Transcribe the entries in full, keeping each word as it is.

(Stored items):
::::::::::

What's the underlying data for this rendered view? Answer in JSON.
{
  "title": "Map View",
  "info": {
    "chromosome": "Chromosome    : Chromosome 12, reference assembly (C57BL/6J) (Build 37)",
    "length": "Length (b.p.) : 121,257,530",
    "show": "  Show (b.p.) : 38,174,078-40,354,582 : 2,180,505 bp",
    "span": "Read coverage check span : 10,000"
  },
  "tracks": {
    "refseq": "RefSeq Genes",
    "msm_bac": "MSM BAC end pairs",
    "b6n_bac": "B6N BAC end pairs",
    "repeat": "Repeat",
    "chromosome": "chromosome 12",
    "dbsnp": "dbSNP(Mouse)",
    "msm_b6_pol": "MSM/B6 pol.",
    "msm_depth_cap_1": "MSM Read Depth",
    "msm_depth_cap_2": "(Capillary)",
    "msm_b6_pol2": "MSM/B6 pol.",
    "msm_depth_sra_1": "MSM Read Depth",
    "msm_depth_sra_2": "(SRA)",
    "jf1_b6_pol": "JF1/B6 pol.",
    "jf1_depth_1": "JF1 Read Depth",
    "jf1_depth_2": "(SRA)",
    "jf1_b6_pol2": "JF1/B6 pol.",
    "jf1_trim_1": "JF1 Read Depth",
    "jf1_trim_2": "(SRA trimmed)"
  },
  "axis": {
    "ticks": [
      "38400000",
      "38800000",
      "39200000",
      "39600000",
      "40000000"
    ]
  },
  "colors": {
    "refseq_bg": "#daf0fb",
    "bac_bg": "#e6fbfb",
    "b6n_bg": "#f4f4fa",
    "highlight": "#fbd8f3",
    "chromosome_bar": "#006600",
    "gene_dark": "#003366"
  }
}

::::::::::

(Output below):
What's the underlying data for this rendered view? Answer in JSON.
{
  "title": "Map View",
  "info": {
    "chromosome": "Chromosome    : Chromosome 12, reference assembly (C57BL/6J) (Build 37)",
    "length": "Length (b.p.) : 121,257,530",
    "show": "  Show (b.p.) : 38,174,078-40,354,582 : 2,180,505 bp",
    "span": "Read coverage check span : 10,000"
  },
  "tracks": {
    "refseq": "RefSeq Genes",
    "msm_bac": "MSM BAC end pairs",
    "b6n_bac": "B6N BAC end pairs",
    "repeat": "Repeat",
    "chromosome": "chromosome 12",
    "dbsnp": "dbSNP(Mouse)",
    "msm_b6_pol": "MSM/B6 pol.",
    "msm_depth_cap_1": "MSM Read Depth",
    "msm_depth_cap_2": "(Capillary)",
    "msm_b6_pol2": "MSM/B6 pol.",
    "msm_depth_sra_1": "MSM Read Depth",
    "msm_depth_sra_2": "(SRA)",
    "jf1_b6_pol": "JF1/B6 pol.",
    "jf1_depth_1": "JF1 Read Depth",
    "jf1_depth_2": "(SRA)",
    "jf1_b6_pol2": "JF1/B6 pol.",
    "jf1_trim_1": "JF1 Read Depth",
    "jf1_trim_2": "(SRA trimmed)"
  },
  "axis": {
    "ticks": [
      "38400000",
      "38800000",
      "39200000",
      "39600000",
      "40000000"
    ]
  },
  "colors": {
    "refseq_bg": "#daf0fb",
    "bac_bg": "#e6fbfb",
    "b6n_bg": "#f4f4fa",
    "highlight": "#fbd8f3",
    "chromosome_bar": "#006600",
    "gene_dark": "#003366"
  }
}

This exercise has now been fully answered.